* Prompt: Retype the material that follows, keeping every word as it is.

Extracted records
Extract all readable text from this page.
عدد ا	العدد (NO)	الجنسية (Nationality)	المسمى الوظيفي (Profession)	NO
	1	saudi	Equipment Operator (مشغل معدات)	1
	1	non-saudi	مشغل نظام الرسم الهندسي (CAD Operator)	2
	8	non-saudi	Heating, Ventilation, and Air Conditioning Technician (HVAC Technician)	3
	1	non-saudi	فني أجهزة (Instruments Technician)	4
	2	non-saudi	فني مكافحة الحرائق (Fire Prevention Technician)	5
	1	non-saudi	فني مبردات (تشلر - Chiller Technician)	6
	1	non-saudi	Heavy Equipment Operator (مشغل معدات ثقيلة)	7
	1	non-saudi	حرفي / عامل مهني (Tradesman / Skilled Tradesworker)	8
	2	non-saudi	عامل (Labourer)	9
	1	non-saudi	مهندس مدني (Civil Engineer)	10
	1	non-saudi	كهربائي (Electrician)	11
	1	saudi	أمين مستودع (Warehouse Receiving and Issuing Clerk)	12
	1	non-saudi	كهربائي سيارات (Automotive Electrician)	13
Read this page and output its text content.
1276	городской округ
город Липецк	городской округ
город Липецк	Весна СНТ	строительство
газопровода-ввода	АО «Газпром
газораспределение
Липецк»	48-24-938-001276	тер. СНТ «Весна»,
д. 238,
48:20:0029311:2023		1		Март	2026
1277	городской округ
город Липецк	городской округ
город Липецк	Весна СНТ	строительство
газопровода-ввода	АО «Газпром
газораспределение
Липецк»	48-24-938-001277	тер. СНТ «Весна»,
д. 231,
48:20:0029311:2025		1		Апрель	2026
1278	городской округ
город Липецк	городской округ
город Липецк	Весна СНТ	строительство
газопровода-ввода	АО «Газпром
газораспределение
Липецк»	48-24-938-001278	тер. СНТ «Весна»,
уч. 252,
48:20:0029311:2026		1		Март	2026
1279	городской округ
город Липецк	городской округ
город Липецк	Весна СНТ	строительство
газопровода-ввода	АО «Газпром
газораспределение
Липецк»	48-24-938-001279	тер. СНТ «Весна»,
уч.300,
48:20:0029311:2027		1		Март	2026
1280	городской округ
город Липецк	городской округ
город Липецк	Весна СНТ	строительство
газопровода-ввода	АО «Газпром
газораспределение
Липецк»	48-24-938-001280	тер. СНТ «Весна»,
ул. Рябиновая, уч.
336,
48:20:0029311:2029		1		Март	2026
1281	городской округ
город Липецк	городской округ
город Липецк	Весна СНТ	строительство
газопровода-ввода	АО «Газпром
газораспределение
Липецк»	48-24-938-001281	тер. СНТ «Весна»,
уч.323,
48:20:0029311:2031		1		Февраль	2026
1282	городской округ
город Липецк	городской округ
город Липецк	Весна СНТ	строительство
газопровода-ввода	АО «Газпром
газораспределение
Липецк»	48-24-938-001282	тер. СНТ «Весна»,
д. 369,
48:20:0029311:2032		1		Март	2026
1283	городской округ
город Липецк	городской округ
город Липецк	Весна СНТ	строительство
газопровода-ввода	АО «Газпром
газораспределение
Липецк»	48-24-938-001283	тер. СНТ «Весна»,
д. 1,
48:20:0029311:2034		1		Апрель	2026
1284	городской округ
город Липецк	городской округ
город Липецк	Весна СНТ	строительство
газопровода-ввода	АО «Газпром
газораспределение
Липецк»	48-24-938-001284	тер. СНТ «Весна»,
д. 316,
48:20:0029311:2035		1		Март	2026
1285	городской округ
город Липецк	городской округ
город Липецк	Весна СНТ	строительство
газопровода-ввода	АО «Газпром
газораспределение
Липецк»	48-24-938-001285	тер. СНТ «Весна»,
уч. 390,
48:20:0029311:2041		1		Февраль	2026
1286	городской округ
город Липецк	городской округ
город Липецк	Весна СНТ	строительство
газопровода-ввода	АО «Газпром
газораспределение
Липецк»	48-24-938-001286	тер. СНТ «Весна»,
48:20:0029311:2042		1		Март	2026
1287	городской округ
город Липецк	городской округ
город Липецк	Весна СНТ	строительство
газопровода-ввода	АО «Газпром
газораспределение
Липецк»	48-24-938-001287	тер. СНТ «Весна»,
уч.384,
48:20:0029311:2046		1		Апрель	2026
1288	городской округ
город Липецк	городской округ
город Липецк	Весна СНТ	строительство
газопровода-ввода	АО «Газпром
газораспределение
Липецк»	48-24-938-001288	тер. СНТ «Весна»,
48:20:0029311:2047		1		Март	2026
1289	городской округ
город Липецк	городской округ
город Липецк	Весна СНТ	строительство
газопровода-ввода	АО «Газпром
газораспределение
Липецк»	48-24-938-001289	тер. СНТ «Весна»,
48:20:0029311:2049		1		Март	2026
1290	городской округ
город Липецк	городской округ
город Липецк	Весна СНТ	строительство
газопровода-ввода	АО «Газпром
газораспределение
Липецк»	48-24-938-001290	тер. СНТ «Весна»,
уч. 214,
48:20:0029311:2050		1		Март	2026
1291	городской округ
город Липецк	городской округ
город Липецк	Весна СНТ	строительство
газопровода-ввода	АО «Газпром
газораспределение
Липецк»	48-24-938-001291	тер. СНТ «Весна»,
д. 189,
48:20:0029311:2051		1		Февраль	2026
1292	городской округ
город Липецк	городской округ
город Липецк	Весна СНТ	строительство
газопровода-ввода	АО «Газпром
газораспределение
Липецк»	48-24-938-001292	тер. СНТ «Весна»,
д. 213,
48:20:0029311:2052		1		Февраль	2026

* Completed exercise:
Extract all readable text from this page.
عدد ا	العدد (NO)	الجنسية (Nationality)	المسمى الوظيفي (Profession)	NO
	1	saudi	Equipment Operator (مشغل معدات)	1
	1	non-saudi	مشغل نظام الرسم الهندسي (CAD Operator)	2
	8	non-saudi	Heating, Ventilation, and Air Conditioning Technician (HVAC Technician)	3
	1	non-saudi	فني أجهزة (Instruments Technician)	4
	2	non-saudi	فني مكافحة الحرائق (Fire Prevention Technician)	5
	1	non-saudi	فني مبردات (تشلر - Chiller Technician)	6
	1	non-saudi	Heavy Equipment Operator (مشغل معدات ثقيلة)	7
	1	non-saudi	حرفي / عامل مهني (Tradesman / Skilled Tradesworker)	8
	2	non-saudi	عامل (Labourer)	9
	1	non-saudi	مهندس مدني (Civil Engineer)	10
	1	non-saudi	كهربائي (Electrician)	11
	1	saudi	أمين مستودع (Warehouse Receiving and Issuing Clerk)	12
	1	non-saudi	كهربائي سيارات (Automotive Electrician)	13
Read this page and output its text content.
1276	городской округ
город Липецк	городской округ
город Липецк	Весна СНТ	строительство
газопровода-ввода	АО «Газпром
газораспределение
Липецк»	48-24-938-001276	тер. СНТ «Весна»,
д. 238,
48:20:0029311:2023		1		Март	2026
1277	городской округ
город Липецк	городской округ
город Липецк	Весна СНТ	строительство
газопровода-ввода	АО «Газпром
газораспределение
Липецк»	48-24-938-001277	тер. СНТ «Весна»,
д. 231,
48:20:0029311:2025		1		Апрель	2026
1278	городской округ
город Липецк	городской округ
город Липецк	Весна СНТ	строительство
газопровода-ввода	АО «Газпром
газораспределение
Липецк»	48-24-938-001278	тер. СНТ «Весна»,
уч. 252,
48:20:0029311:2026		1		Март	2026
1279	городской округ
город Липецк	городской округ
город Липецк	Весна СНТ	строительство
газопровода-ввода	АО «Газпром
газораспределение
Липецк»	48-24-938-001279	тер. СНТ «Весна»,
уч.300,
48:20:0029311:2027		1		Март	2026
1280	городской округ
город Липецк	городской округ
город Липецк	Весна СНТ	строительство
газопровода-ввода	АО «Газпром
газораспределение
Липецк»	48-24-938-001280	тер. СНТ «Весна»,
ул. Рябиновая, уч.
336,
48:20:0029311:2029		1		Март	2026
1281	городской округ
город Липецк	городской округ
город Липецк	Весна СНТ	строительство
газопровода-ввода	АО «Газпром
газораспределение
Липецк»	48-24-938-001281	тер. СНТ «Весна»,
уч.323,
48:20:0029311:2031		1		Февраль	2026
1282	городской округ
город Липецк	городской округ
город Липецк	Весна СНТ	строительство
газопровода-ввода	АО «Газпром
газораспределение
Липецк»	48-24-938-001282	тер. СНТ «Весна»,
д. 369,
48:20:0029311:2032		1		Март	2026
1283	городской округ
город Липецк	городской округ
город Липецк	Весна СНТ	строительство
газопровода-ввода	АО «Газпром
газораспределение
Липецк»	48-24-938-001283	тер. СНТ «Весна»,
д. 1,
48:20:0029311:2034		1		Апрель	2026
1284	городской округ
город Липецк	городской округ
город Липецк	Весна СНТ	строительство
газопровода-ввода	АО «Газпром
газораспределение
Липецк»	48-24-938-001284	тер. СНТ «Весна»,
д. 316,
48:20:0029311:2035		1		Март	2026
1285	городской округ
город Липецк	городской округ
город Липецк	Весна СНТ	строительство
газопровода-ввода	АО «Газпром
газораспределение
Липецк»	48-24-938-001285	тер. СНТ «Весна»,
уч. 390,
48:20:0029311:2041		1		Февраль	2026
1286	городской округ
город Липецк	городской округ
город Липецк	Весна СНТ	строительство
газопровода-ввода	АО «Газпром
газораспределение
Липецк»	48-24-938-001286	тер. СНТ «Весна»,
48:20:0029311:2042		1		Март	2026
1287	городской округ
город Липецк	городской округ
город Липецк	Весна СНТ	строительство
газопровода-ввода	АО «Газпром
газораспределение
Липецк»	48-24-938-001287	тер. СНТ «Весна»,
уч.384,
48:20:0029311:2046		1		Апрель	2026
1288	городской округ
город Липецк	городской округ
город Липецк	Весна СНТ	строительство
газопровода-ввода	АО «Газпром
газораспределение
Липецк»	48-24-938-001288	тер. СНТ «Весна»,
48:20:0029311:2047		1		Март	2026
1289	городской округ
город Липецк	городской округ
город Липецк	Весна СНТ	строительство
газопровода-ввода	АО «Газпром
газораспределение
Липецк»	48-24-938-001289	тер. СНТ «Весна»,
48:20:0029311:2049		1		Март	2026
1290	городской округ
город Липецк	городской округ
город Липецк	Весна СНТ	строительство
газопровода-ввода	АО «Газпром
газораспределение
Липецк»	48-24-938-001290	тер. СНТ «Весна»,
уч. 214,
48:20:0029311:2050		1		Март	2026
1291	городской округ
город Липецк	городской округ
город Липецк	Весна СНТ	строительство
газопровода-ввода	АО «Газпром
газораспределение
Липецк»	48-24-938-001291	тер. СНТ «Весна»,
д. 189,
48:20:0029311:2051		1		Февраль	2026
1292	городской округ
город Липецк	городской округ
город Липецк	Весна СНТ	строительство
газопровода-ввода	АО «Газпром
газораспределение
Липецк»	48-24-938-001292	тер. СНТ «Весна»,
д. 213,
48:20:0029311:2052		1		Февраль	2026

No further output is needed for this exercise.